» **Direction**
Return the records that follow unaltered. Omit every picture.

Dataset items
++++++++++++++++++++
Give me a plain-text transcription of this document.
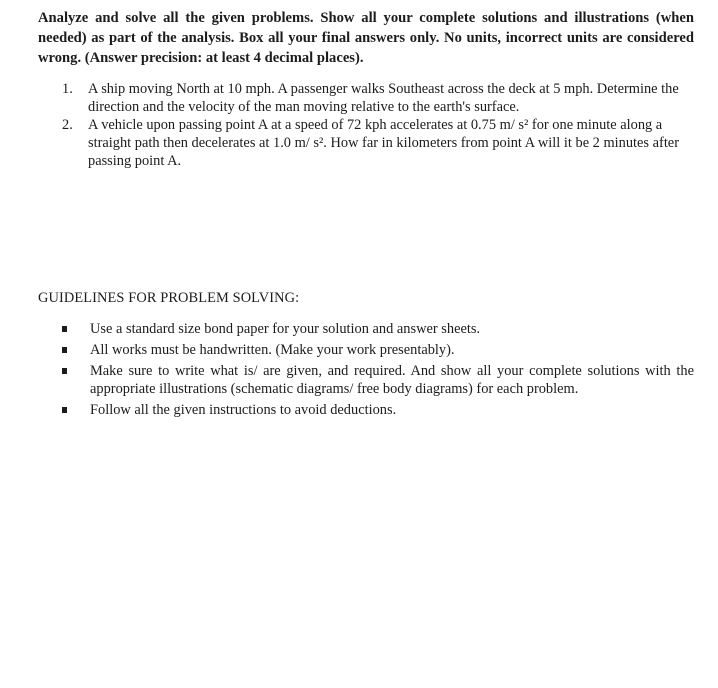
Analyze and solve all the given problems. Show all your complete solutions and illustrations (when needed) as part of the analysis. Box all your final answers only. No units, incorrect units are considered wrong. (Answer precision: at least 4 decimal places).

1. A ship moving North at 10 mph. A passenger walks Southeast across the deck at 5 mph. Determine the direction and the velocity of the man moving relative to the earth's surface.
2. A vehicle upon passing point A at a speed of 72 kph accelerates at 0.75 m/ s² for one minute along a straight path then decelerates at 1.0 m/ s². How far in kilometers from point A will it be 2 minutes after passing point A.
GUIDELINES FOR PROBLEM SOLVING:
Use a standard size bond paper for your solution and answer sheets.
All works must be handwritten. (Make your work presentably).
Make sure to write what is/ are given, and required. And show all your complete solutions with the appropriate illustrations (schematic diagrams/ free body diagrams) for each problem.
Follow all the given instructions to avoid deductions.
++++++++++++++++++++
» **Complete output**
Give me a plain-text transcription of this document.
Analyze and solve all the given problems. Show all your complete solutions and illustrations (when needed) as part of the analysis. Box all your final answers only. No units, incorrect units are considered wrong. (Answer precision: at least 4 decimal places).

1. A ship moving North at 10 mph. A passenger walks Southeast across the deck at 5 mph. Determine the direction and the velocity of the man moving relative to the earth's surface.
2. A vehicle upon passing point A at a speed of 72 kph accelerates at 0.75 m/ s² for one minute along a straight path then decelerates at 1.0 m/ s². How far in kilometers from point A will it be 2 minutes after passing point A.
GUIDELINES FOR PROBLEM SOLVING:
Use a standard size bond paper for your solution and answer sheets.
All works must be handwritten. (Make your work presentably).
Make sure to write what is/ are given, and required. And show all your complete solutions with the appropriate illustrations (schematic diagrams/ free body diagrams) for each problem.
Follow all the given instructions to avoid deductions.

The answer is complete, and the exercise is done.